Leave out the pictures and repeat the rest of the material exactly.

# START OF Information provided

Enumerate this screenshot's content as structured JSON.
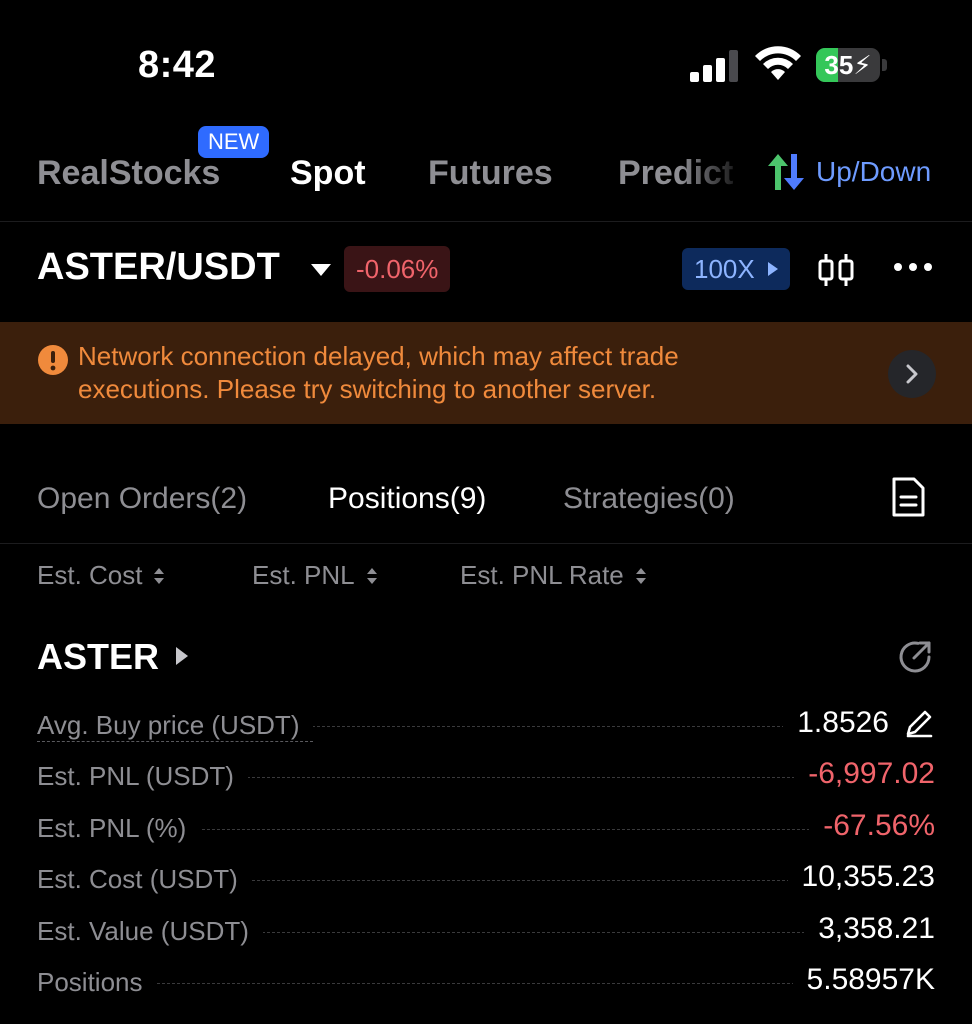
{
  "status_bar": {
    "time": "8:42",
    "battery_level": "35",
    "battery_fraction": 0.35,
    "icons": [
      "signal-icon",
      "wifi-icon",
      "battery-icon"
    ]
  },
  "category_tabs": {
    "items": [
      "RealStocks",
      "Spot",
      "Futures",
      "Predict"
    ],
    "active": "Spot",
    "new_badge": "NEW",
    "up_down_label": "Up/Down"
  },
  "pair": {
    "name": "ASTER/USDT",
    "change": "-0.06%",
    "leverage": "100X"
  },
  "warning": {
    "line1": "Network connection delayed, which may affect trade",
    "line2": "executions. Please try switching to another server."
  },
  "position_tabs": {
    "open_orders": "Open Orders(2)",
    "positions": "Positions(9)",
    "strategies": "Strategies(0)",
    "active": "Positions(9)"
  },
  "sort_options": [
    "Est. Cost",
    "Est. PNL",
    "Est. PNL Rate"
  ],
  "asset": {
    "symbol": "ASTER",
    "rows": [
      {
        "label": "Avg. Buy price (USDT)",
        "value": "1.8526"
      },
      {
        "label": "Est. PNL (USDT)",
        "value": "-6,997.02"
      },
      {
        "label": "Est. PNL (%)",
        "value": "-67.56%"
      },
      {
        "label": "Est. Cost (USDT)",
        "value": "10,355.23"
      },
      {
        "label": "Est. Value (USDT)",
        "value": "3,358.21"
      },
      {
        "label": "Positions",
        "value": "5.58957K"
      }
    ]
  },
  "colors": {
    "negative": "#f0646b",
    "accent_blue": "#2f6bff",
    "warning_text": "#f08a3c",
    "warning_bg": "#3b1f0c"
  }
}
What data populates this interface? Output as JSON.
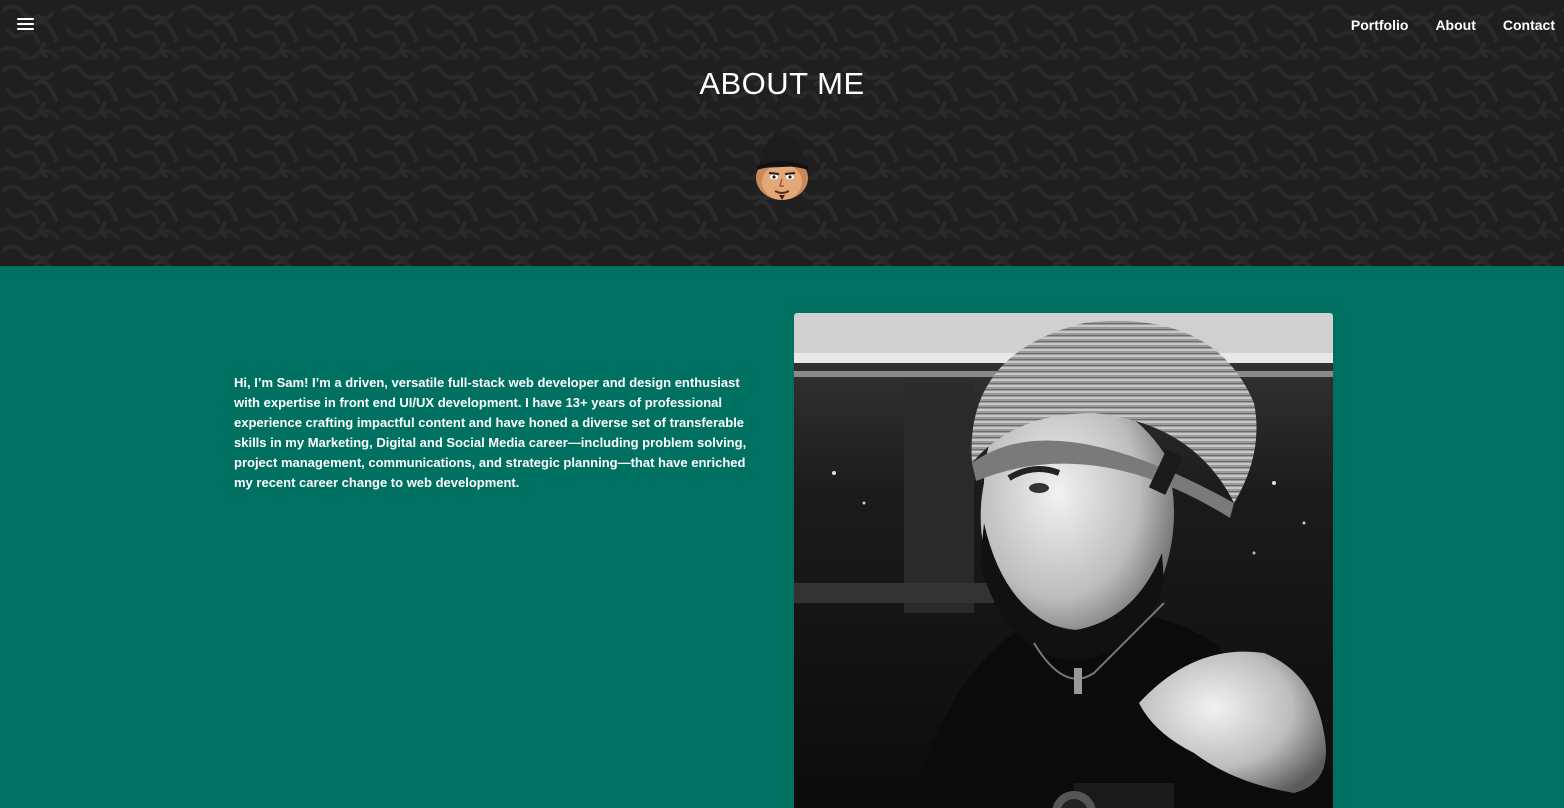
{
  "nav": {
    "items": [
      {
        "label": "Portfolio"
      },
      {
        "label": "About"
      },
      {
        "label": "Contact"
      }
    ]
  },
  "header": {
    "title": "ABOUT ME",
    "background_color": "#1f1f1f"
  },
  "main": {
    "background_color": "#007161",
    "bio": "Hi, I’m Sam! I’m a driven, versatile full-stack web developer and design enthusiast with expertise in front end UI/UX development. I have 13+ years of professional experience crafting impactful content and have honed a diverse set of transferable skills in my Marketing, Digital and Social Media career—including problem solving, project management, communications, and strategic planning—that have enriched my recent career change to web development."
  },
  "icons": {
    "menu": "hamburger-menu-icon",
    "avatar": "cartoon-avatar",
    "photo": "profile-photo"
  }
}
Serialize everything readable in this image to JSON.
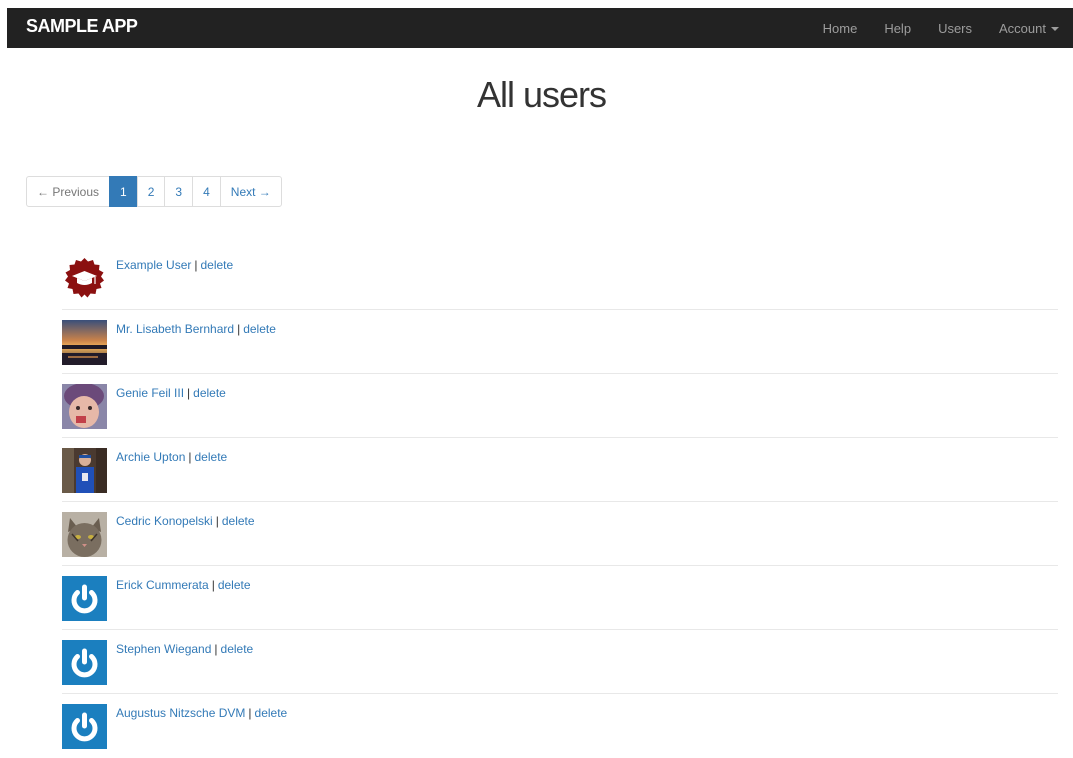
{
  "navbar": {
    "brand": "SAMPLE APP",
    "links": [
      "Home",
      "Help",
      "Users",
      "Account"
    ]
  },
  "page": {
    "title": "All users"
  },
  "pagination": {
    "previous": "← Previous",
    "pages": [
      "1",
      "2",
      "3",
      "4"
    ],
    "next": "Next →",
    "current_page": "1"
  },
  "users": [
    {
      "name": "Example User",
      "delete_label": "delete",
      "separator": "|",
      "avatar": "graduation-badge"
    },
    {
      "name": "Mr. Lisabeth Bernhard",
      "delete_label": "delete",
      "separator": "|",
      "avatar": "sunset-photo"
    },
    {
      "name": "Genie Feil III",
      "delete_label": "delete",
      "separator": "|",
      "avatar": "child-photo"
    },
    {
      "name": "Archie Upton",
      "delete_label": "delete",
      "separator": "|",
      "avatar": "person-photo"
    },
    {
      "name": "Cedric Konopelski",
      "delete_label": "delete",
      "separator": "|",
      "avatar": "cat-photo"
    },
    {
      "name": "Erick Cummerata",
      "delete_label": "delete",
      "separator": "|",
      "avatar": "power-icon"
    },
    {
      "name": "Stephen Wiegand",
      "delete_label": "delete",
      "separator": "|",
      "avatar": "power-icon"
    },
    {
      "name": "Augustus Nitzsche DVM",
      "delete_label": "delete",
      "separator": "|",
      "avatar": "power-icon"
    }
  ],
  "colors": {
    "navbar_bg": "#222222",
    "link": "#337ab7",
    "active_page_bg": "#337ab7",
    "default_avatar_bg": "#1b7fbf",
    "badge_red": "#8b1010"
  }
}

# END OF Information provided

(Output below):
Enumerate this screenshot's content as structured JSON.
{
  "status_bar": {
    "time": "8:42",
    "battery_level": "35",
    "battery_fraction": 0.35,
    "icons": [
      "signal-icon",
      "wifi-icon",
      "battery-icon"
    ]
  },
  "category_tabs": {
    "items": [
      "RealStocks",
      "Spot",
      "Futures",
      "Predict"
    ],
    "active": "Spot",
    "new_badge": "NEW",
    "up_down_label": "Up/Down"
  },
  "pair": {
    "name": "ASTER/USDT",
    "change": "-0.06%",
    "leverage": "100X"
  },
  "warning": {
    "line1": "Network connection delayed, which may affect trade",
    "line2": "executions. Please try switching to another server."
  },
  "position_tabs": {
    "open_orders": "Open Orders(2)",
    "positions": "Positions(9)",
    "strategies": "Strategies(0)",
    "active": "Positions(9)"
  },
  "sort_options": [
    "Est. Cost",
    "Est. PNL",
    "Est. PNL Rate"
  ],
  "asset": {
    "symbol": "ASTER",
    "rows": [
      {
        "label": "Avg. Buy price (USDT)",
        "value": "1.8526"
      },
      {
        "label": "Est. PNL (USDT)",
        "value": "-6,997.02"
      },
      {
        "label": "Est. PNL (%)",
        "value": "-67.56%"
      },
      {
        "label": "Est. Cost (USDT)",
        "value": "10,355.23"
      },
      {
        "label": "Est. Value (USDT)",
        "value": "3,358.21"
      },
      {
        "label": "Positions",
        "value": "5.58957K"
      }
    ]
  },
  "colors": {
    "negative": "#f0646b",
    "accent_blue": "#2f6bff",
    "warning_text": "#f08a3c",
    "warning_bg": "#3b1f0c"
  }
}
What data populates this interface? Output as JSON.
{
  "nav": {
    "items": [
      {
        "label": "Portfolio"
      },
      {
        "label": "About"
      },
      {
        "label": "Contact"
      }
    ]
  },
  "header": {
    "title": "ABOUT ME",
    "background_color": "#1f1f1f"
  },
  "main": {
    "background_color": "#007161",
    "bio": "Hi, I’m Sam! I’m a driven, versatile full-stack web developer and design enthusiast with expertise in front end UI/UX development. I have 13+ years of professional experience crafting impactful content and have honed a diverse set of transferable skills in my Marketing, Digital and Social Media career—including problem solving, project management, communications, and strategic planning—that have enriched my recent career change to web development."
  },
  "icons": {
    "menu": "hamburger-menu-icon",
    "avatar": "cartoon-avatar",
    "photo": "profile-photo"
  }
}
Serialize everything readable in this image to JSON.
{
  "navbar": {
    "brand": "SAMPLE APP",
    "links": [
      "Home",
      "Help",
      "Users",
      "Account"
    ]
  },
  "page": {
    "title": "All users"
  },
  "pagination": {
    "previous": "← Previous",
    "pages": [
      "1",
      "2",
      "3",
      "4"
    ],
    "next": "Next →",
    "current_page": "1"
  },
  "users": [
    {
      "name": "Example User",
      "delete_label": "delete",
      "separator": "|",
      "avatar": "graduation-badge"
    },
    {
      "name": "Mr. Lisabeth Bernhard",
      "delete_label": "delete",
      "separator": "|",
      "avatar": "sunset-photo"
    },
    {
      "name": "Genie Feil III",
      "delete_label": "delete",
      "separator": "|",
      "avatar": "child-photo"
    },
    {
      "name": "Archie Upton",
      "delete_label": "delete",
      "separator": "|",
      "avatar": "person-photo"
    },
    {
      "name": "Cedric Konopelski",
      "delete_label": "delete",
      "separator": "|",
      "avatar": "cat-photo"
    },
    {
      "name": "Erick Cummerata",
      "delete_label": "delete",
      "separator": "|",
      "avatar": "power-icon"
    },
    {
      "name": "Stephen Wiegand",
      "delete_label": "delete",
      "separator": "|",
      "avatar": "power-icon"
    },
    {
      "name": "Augustus Nitzsche DVM",
      "delete_label": "delete",
      "separator": "|",
      "avatar": "power-icon"
    }
  ],
  "colors": {
    "navbar_bg": "#222222",
    "link": "#337ab7",
    "active_page_bg": "#337ab7",
    "default_avatar_bg": "#1b7fbf",
    "badge_red": "#8b1010"
  }
}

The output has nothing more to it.